Direction
Copy the records below verbatim, everything from the line containing "button[interactable]: Dictate: [207, 494, 233, 520]" down to the line containing "button[interactable]: h: [137, 388, 157, 418]", both included.

--- START OF Input rows ---

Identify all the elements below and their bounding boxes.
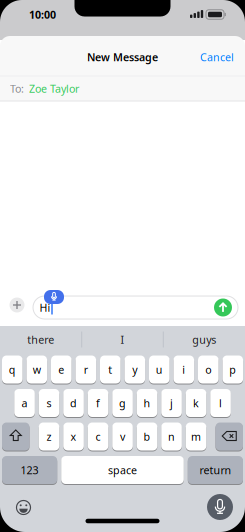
button[interactable]: Dictate: [207, 494, 233, 520]
button[interactable]: u: [149, 355, 170, 384]
button[interactable]: Delete: [216, 422, 243, 451]
button[interactable]: i: [174, 355, 194, 384]
staticText: Zoe Taylor: [29, 81, 79, 96]
button[interactable]: h: [137, 388, 157, 418]
button[interactable]: g: [112, 388, 133, 418]
button[interactable]: a: [14, 388, 35, 418]
staticText: x: [70, 429, 76, 444]
staticText: w: [33, 362, 41, 377]
staticText: To:: [10, 81, 24, 96]
staticText: 123: [21, 463, 39, 477]
button[interactable]: o: [198, 355, 219, 384]
button[interactable]: d: [63, 388, 84, 418]
staticText: n: [168, 429, 175, 444]
staticText: q: [9, 362, 16, 377]
button[interactable]: guys: [169, 328, 239, 352]
button[interactable]: x: [63, 422, 84, 451]
button[interactable]: Message: [33, 296, 238, 319]
staticText: f: [96, 396, 100, 410]
button[interactable]: p: [222, 355, 243, 384]
staticText: c: [96, 429, 100, 444]
staticText: New Message: [87, 50, 158, 64]
staticText: h: [144, 396, 151, 410]
button[interactable]: b: [137, 422, 157, 451]
staticText: k: [193, 396, 199, 410]
button[interactable]: q: [2, 355, 23, 384]
button[interactable]: Cancel: [200, 50, 234, 64]
button[interactable]: w: [26, 355, 47, 384]
staticText: l: [219, 396, 222, 410]
button[interactable]: k: [186, 388, 206, 418]
button[interactable]: there: [6, 328, 76, 352]
staticText: there: [27, 332, 54, 347]
staticText: I: [120, 332, 124, 347]
staticText: v: [120, 429, 125, 444]
staticText: Hi: [40, 300, 50, 315]
staticText: z: [46, 429, 52, 444]
button[interactable]: c: [88, 422, 108, 451]
staticText: j: [170, 396, 173, 410]
staticText: b: [144, 429, 151, 444]
button[interactable]: e: [51, 355, 72, 384]
staticText: g: [119, 396, 126, 410]
staticText: guys: [192, 332, 216, 347]
staticText: y: [132, 362, 137, 377]
button[interactable]: Shift: [2, 422, 30, 451]
button[interactable]: Emoji: [16, 500, 32, 516]
staticText: 10:00: [29, 7, 56, 22]
button[interactable]: return: [188, 456, 243, 484]
staticText: a: [22, 396, 28, 410]
button[interactable]: t: [100, 355, 121, 384]
button[interactable]: y: [124, 355, 145, 384]
staticText: p: [229, 362, 236, 377]
button[interactable]: 123: [2, 456, 57, 484]
button[interactable]: l: [210, 388, 231, 418]
staticText: m: [191, 429, 201, 444]
staticText: r: [84, 362, 88, 377]
staticText: e: [58, 362, 64, 377]
button[interactable]: s: [39, 388, 59, 418]
button[interactable]: r: [76, 355, 96, 384]
button[interactable]: m: [186, 422, 206, 451]
button[interactable]: n: [161, 422, 182, 451]
staticText: i: [182, 362, 185, 377]
button[interactable]: To:: [0, 76, 245, 101]
button[interactable]: Apps: [10, 298, 24, 312]
staticText: o: [205, 362, 211, 377]
button[interactable]: v: [112, 422, 133, 451]
staticText: s: [46, 396, 52, 410]
staticText: u: [156, 362, 163, 377]
staticText: t: [108, 362, 112, 377]
staticText: space: [108, 463, 137, 477]
button[interactable]: I: [88, 328, 158, 352]
button[interactable]: space: [61, 456, 184, 484]
button[interactable]: z: [39, 422, 59, 451]
staticText: Cancel: [200, 50, 234, 64]
staticText: d: [70, 396, 77, 410]
button[interactable]: f: [88, 388, 108, 418]
button[interactable]: j: [161, 388, 182, 418]
button[interactable]: Dictation: [44, 290, 64, 304]
staticText: return: [199, 463, 231, 477]
button[interactable]: Send: [214, 298, 232, 316]
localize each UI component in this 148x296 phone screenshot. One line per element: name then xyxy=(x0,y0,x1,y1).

--- END OF Input rows ---

Response to the task
button[interactable]: Dictate: [207, 494, 233, 520]
button[interactable]: u: [149, 355, 170, 384]
button[interactable]: Delete: [216, 422, 243, 451]
button[interactable]: i: [174, 355, 194, 384]
staticText: Zoe Taylor: [29, 81, 79, 96]
button[interactable]: h: [137, 388, 157, 418]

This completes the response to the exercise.